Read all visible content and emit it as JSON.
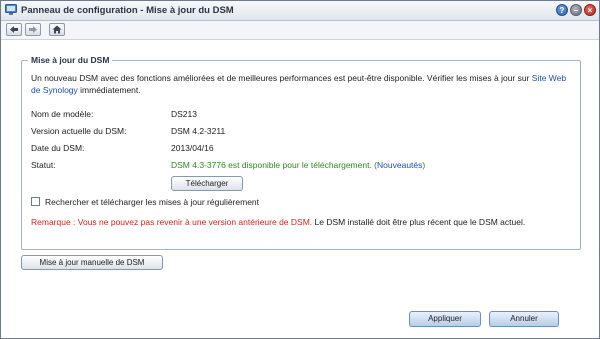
{
  "window": {
    "title": "Panneau de configuration - Mise à jour du DSM",
    "app_icon": "control-panel-icon",
    "controls": {
      "help_label": "?",
      "minimize_label": "–",
      "close_label": "×"
    }
  },
  "toolbar": {
    "icons": [
      "arrow-left-icon",
      "arrow-right-icon",
      "home-icon"
    ]
  },
  "section": {
    "legend": "Mise à jour du DSM",
    "description_part1": "Un nouveau DSM avec des fonctions améliorées et de meilleures performances est peut-être disponible. Vérifier les mises à jour sur ",
    "description_link": "Site Web de Synology",
    "description_part2": " immédiatement.",
    "fields": [
      {
        "label": "Nom de modèle:",
        "value": "DS213"
      },
      {
        "label": "Version actuelle du DSM:",
        "value": "DSM 4.2-3211"
      },
      {
        "label": "Date du DSM:",
        "value": "2013/04/16"
      }
    ],
    "status_label": "Statut:",
    "status_text": "DSM 4.3-3776 est disponible pour le téléchargement. (",
    "status_link": "Nouveautés",
    "status_close": ")",
    "download_button": "Télécharger",
    "auto_update_label": "Rechercher et télécharger les mises à jour régulièrement",
    "auto_update_checked": false,
    "note_red": "Remarque : Vous ne pouvez pas revenir à une version antérieure de DSM.",
    "note_black": " Le DSM installé doit être plus récent que le DSM actuel."
  },
  "manual_update_button": "Mise à jour manuelle de DSM",
  "footer": {
    "apply_button": "Appliquer",
    "cancel_button": "Annuler"
  },
  "colors": {
    "status_green": "#2c8a1b",
    "link_blue": "#1f4fb0",
    "warning_red": "#d0271f"
  }
}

Given task – Repeat verbatim all the material, but not the pictures.

The result –
Read all visible content and emit it as JSON.
{
  "window": {
    "title": "Panneau de configuration - Mise à jour du DSM",
    "app_icon": "control-panel-icon",
    "controls": {
      "help_label": "?",
      "minimize_label": "–",
      "close_label": "×"
    }
  },
  "toolbar": {
    "icons": [
      "arrow-left-icon",
      "arrow-right-icon",
      "home-icon"
    ]
  },
  "section": {
    "legend": "Mise à jour du DSM",
    "description_part1": "Un nouveau DSM avec des fonctions améliorées et de meilleures performances est peut-être disponible. Vérifier les mises à jour sur ",
    "description_link": "Site Web de Synology",
    "description_part2": " immédiatement.",
    "fields": [
      {
        "label": "Nom de modèle:",
        "value": "DS213"
      },
      {
        "label": "Version actuelle du DSM:",
        "value": "DSM 4.2-3211"
      },
      {
        "label": "Date du DSM:",
        "value": "2013/04/16"
      }
    ],
    "status_label": "Statut:",
    "status_text": "DSM 4.3-3776 est disponible pour le téléchargement. (",
    "status_link": "Nouveautés",
    "status_close": ")",
    "download_button": "Télécharger",
    "auto_update_label": "Rechercher et télécharger les mises à jour régulièrement",
    "auto_update_checked": false,
    "note_red": "Remarque : Vous ne pouvez pas revenir à une version antérieure de DSM.",
    "note_black": " Le DSM installé doit être plus récent que le DSM actuel."
  },
  "manual_update_button": "Mise à jour manuelle de DSM",
  "footer": {
    "apply_button": "Appliquer",
    "cancel_button": "Annuler"
  },
  "colors": {
    "status_green": "#2c8a1b",
    "link_blue": "#1f4fb0",
    "warning_red": "#d0271f"
  }
}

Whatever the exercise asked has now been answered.